Objective:
Spot each line in the records below where the word "this" occurs, then copy it.

Dataset records:
§

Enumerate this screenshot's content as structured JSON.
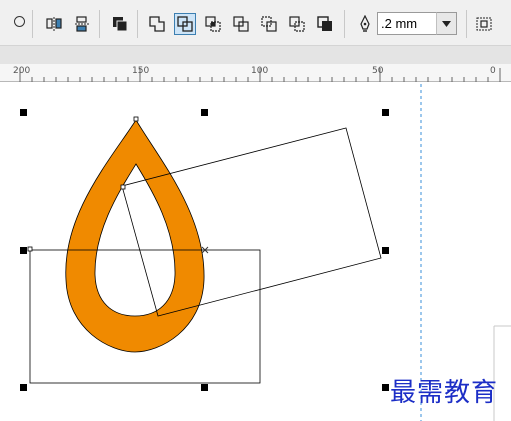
{
  "toolbar": {
    "outline_width": ".2 mm",
    "tools": [
      {
        "icon": "circle-icon"
      },
      {
        "icon": "mirror-horizontal-icon"
      },
      {
        "icon": "mirror-vertical-icon"
      },
      {
        "icon": "combine-icon"
      },
      {
        "icon": "weld-icon"
      },
      {
        "icon": "trim-icon"
      },
      {
        "icon": "intersect-icon"
      },
      {
        "icon": "simplify-icon"
      },
      {
        "icon": "front-minus-back-icon"
      },
      {
        "icon": "back-minus-front-icon"
      },
      {
        "icon": "create-boundary-icon"
      },
      {
        "icon": "pen-nib-icon"
      },
      {
        "icon": "align-icon"
      }
    ]
  },
  "ruler": {
    "labels": [
      "200",
      "150",
      "100",
      "50",
      "0"
    ]
  },
  "canvas": {
    "shape_fill": "#f08a00",
    "outline_color": "#000000",
    "guide_color": "#3a8fd8"
  },
  "watermark": "最需教育"
}
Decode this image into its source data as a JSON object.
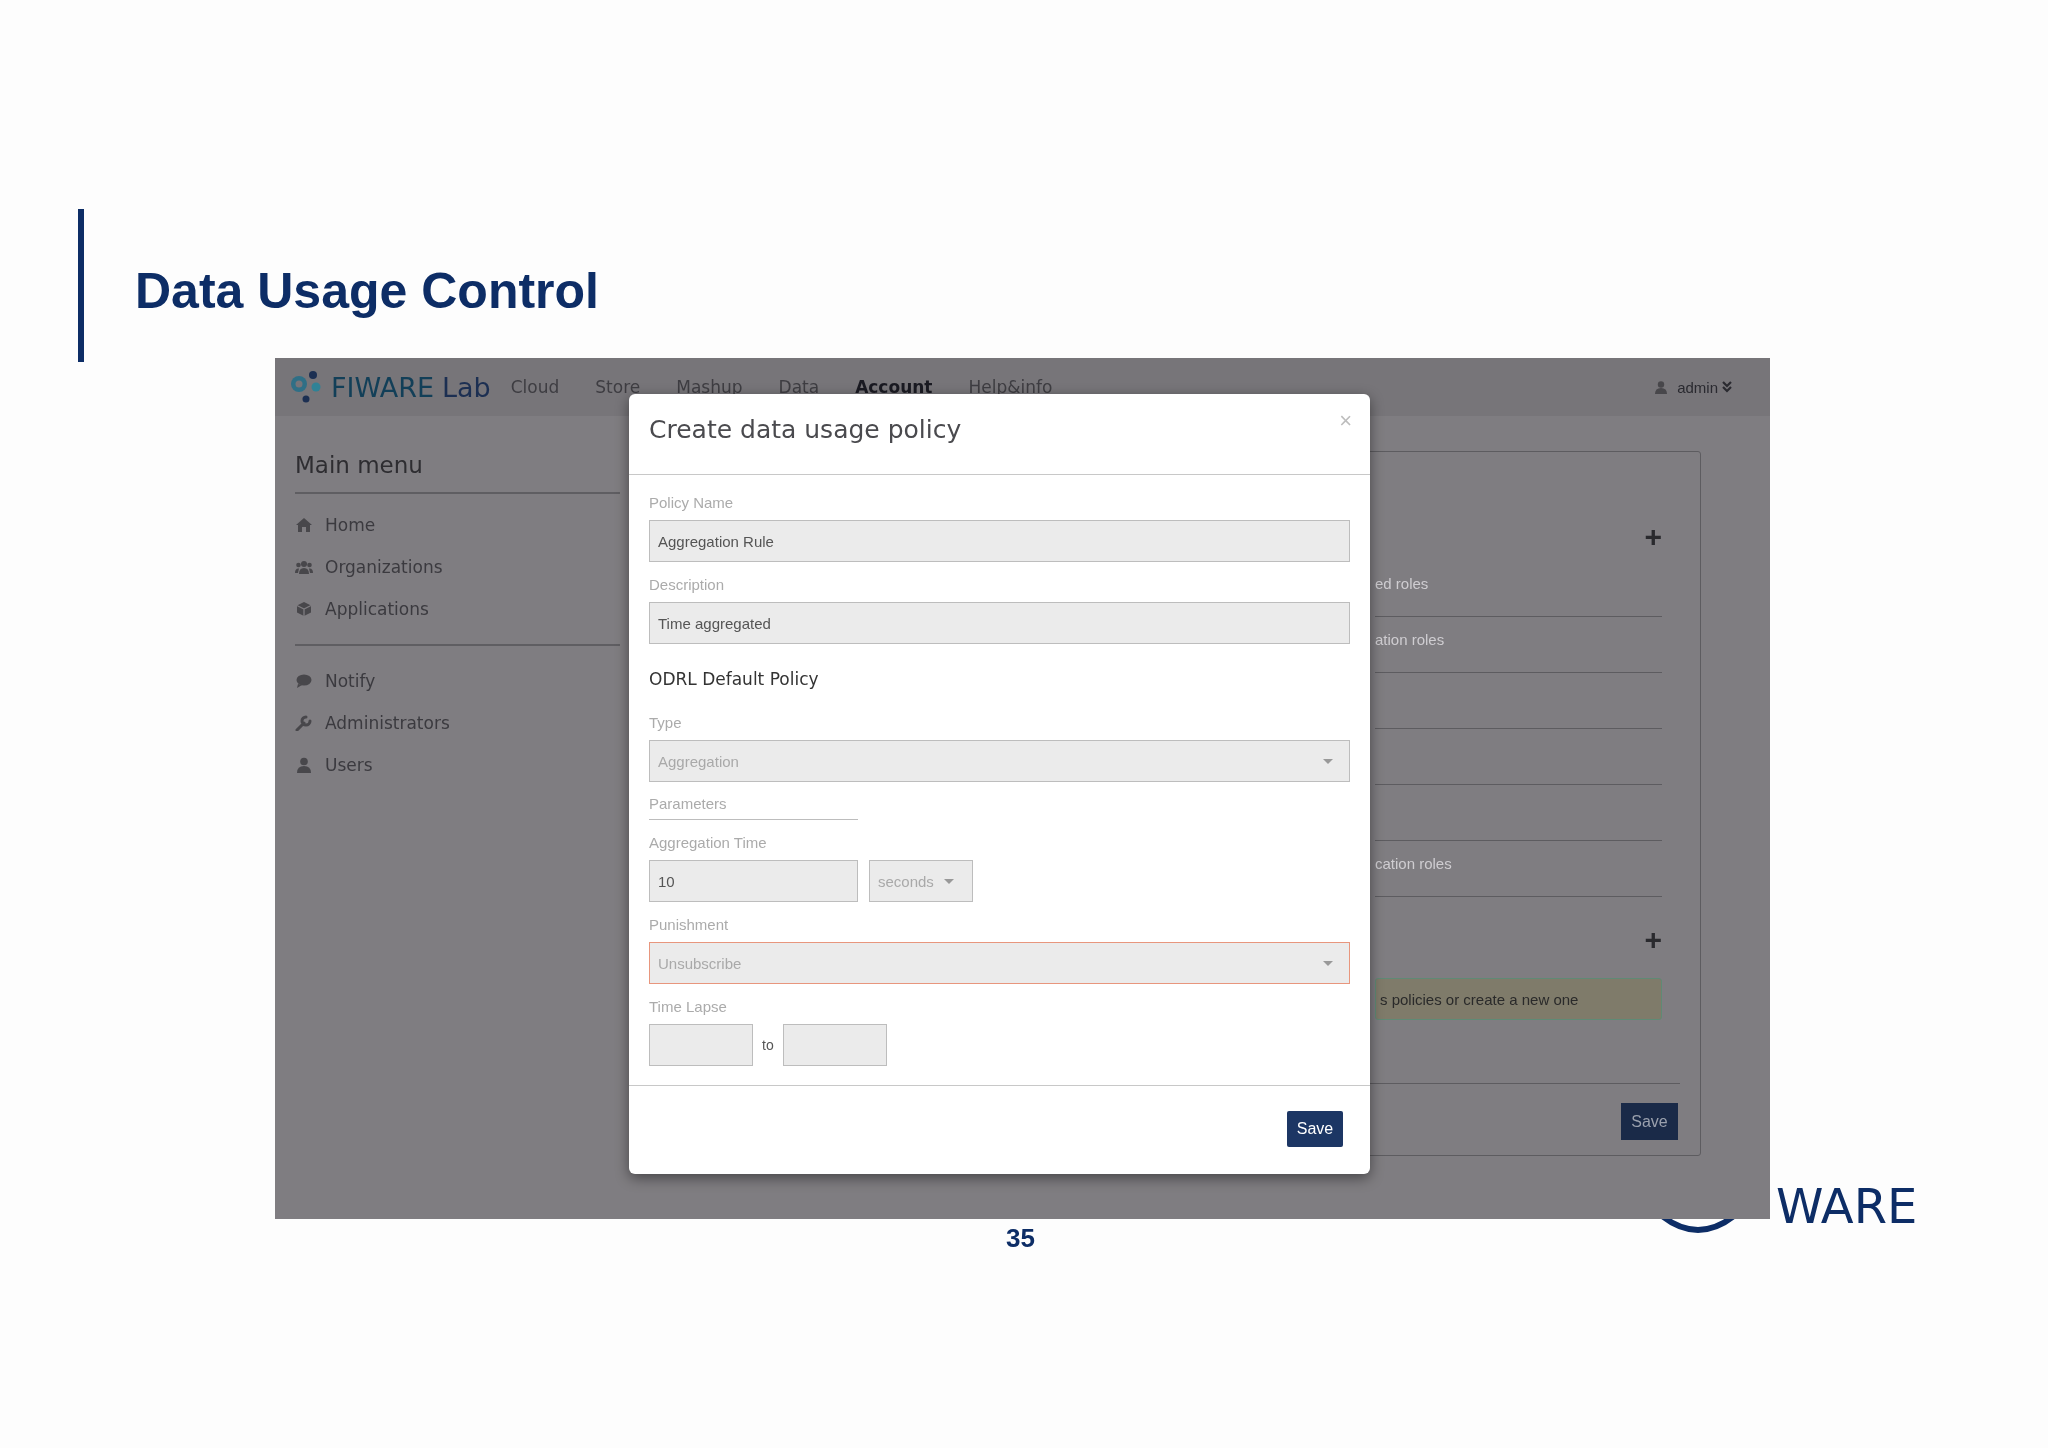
{
  "slide": {
    "title": "Data Usage Control",
    "page_number": "35",
    "logo_text": "WARE"
  },
  "app": {
    "brand": {
      "name": "FIWARE",
      "suffix": "Lab"
    },
    "nav": [
      {
        "label": "Cloud",
        "selected": false
      },
      {
        "label": "Store",
        "selected": false
      },
      {
        "label": "Mashup",
        "selected": false
      },
      {
        "label": "Data",
        "selected": false
      },
      {
        "label": "Account",
        "selected": true
      },
      {
        "label": "Help&info",
        "selected": false
      }
    ],
    "user": "admin",
    "sidebar": {
      "title": "Main menu",
      "groups": [
        [
          {
            "label": "Home"
          },
          {
            "label": "Organizations"
          },
          {
            "label": "Applications"
          }
        ],
        [
          {
            "label": "Notify"
          },
          {
            "label": "Administrators"
          },
          {
            "label": "Users"
          }
        ]
      ]
    },
    "panel": {
      "add_buttons": [
        "+",
        "+"
      ],
      "rows": [
        {
          "kind": "text",
          "label": "ed roles"
        },
        {
          "kind": "text",
          "label": "ation roles"
        },
        {
          "kind": "blank"
        },
        {
          "kind": "blank"
        },
        {
          "kind": "blank"
        },
        {
          "kind": "text",
          "label": "cation roles"
        }
      ],
      "alert": "s policies or create a new one",
      "save": "Save"
    }
  },
  "modal": {
    "title": "Create data usage policy",
    "close": "×",
    "policy_name": {
      "label": "Policy Name",
      "value": "Aggregation Rule"
    },
    "description": {
      "label": "Description",
      "value": "Time aggregated"
    },
    "section_title": "ODRL Default Policy",
    "type": {
      "label": "Type",
      "value": "Aggregation"
    },
    "parameters": "Parameters",
    "aggregation_time": {
      "label": "Aggregation Time",
      "value": "10",
      "unit": "seconds"
    },
    "punishment": {
      "label": "Punishment",
      "value": "Unsubscribe",
      "invalid": true
    },
    "time_lapse": {
      "label": "Time Lapse",
      "separator": "to"
    },
    "save": "Save"
  }
}
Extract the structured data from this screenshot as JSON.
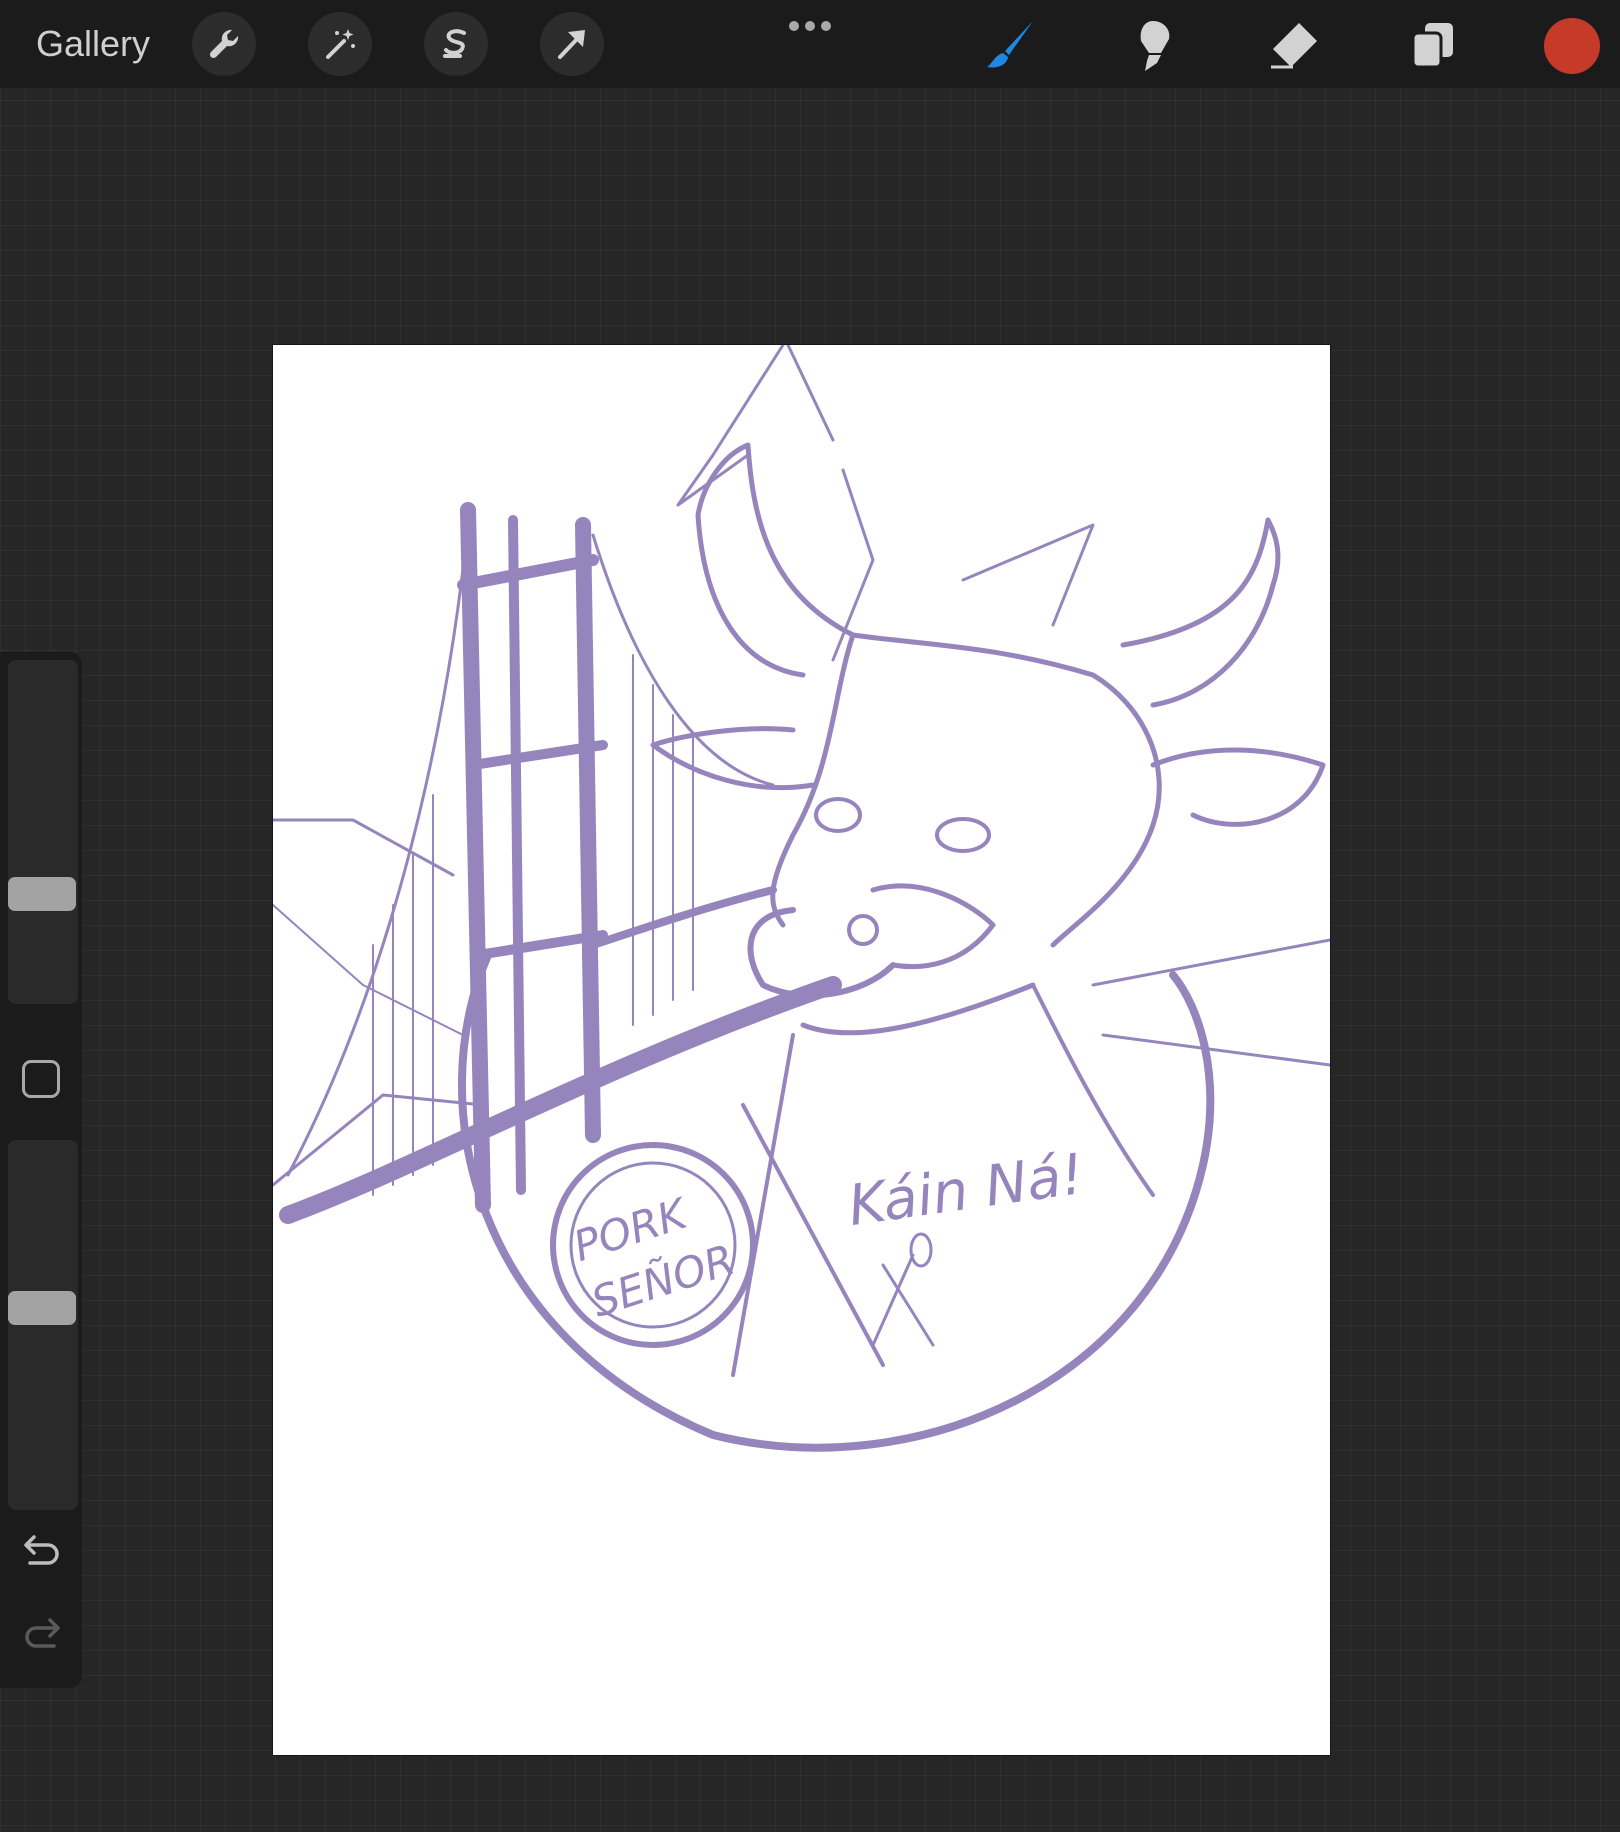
{
  "topbar": {
    "gallery_label": "Gallery",
    "left_tools": [
      {
        "name": "wrench-icon",
        "label": "Actions"
      },
      {
        "name": "magic-wand-icon",
        "label": "Adjustments"
      },
      {
        "name": "selection-icon",
        "label": "Selection"
      },
      {
        "name": "transform-arrow-icon",
        "label": "Transform"
      }
    ],
    "right_tools": [
      {
        "name": "brush-icon",
        "label": "Paint",
        "active": true
      },
      {
        "name": "smudge-icon",
        "label": "Smudge"
      },
      {
        "name": "eraser-icon",
        "label": "Erase"
      },
      {
        "name": "layers-icon",
        "label": "Layers"
      }
    ],
    "color": "#c63a2a",
    "active_tool_color": "#1e88e5"
  },
  "sidebar": {
    "brush_size_level": 0.3,
    "opacity_level": 0.55
  },
  "canvas": {
    "background": "#ffffff",
    "sketch_color": "#9685bd",
    "sketch_text": {
      "badge_line1": "PORK",
      "badge_line2": "SEÑOR",
      "bandana_text": "Káin Ná!"
    }
  }
}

§

Correct answer:
Enumerate this screenshot's content as structured JSON.
Decode this image into its source data as a JSON object.
Extract the structured data from this screenshot as JSON.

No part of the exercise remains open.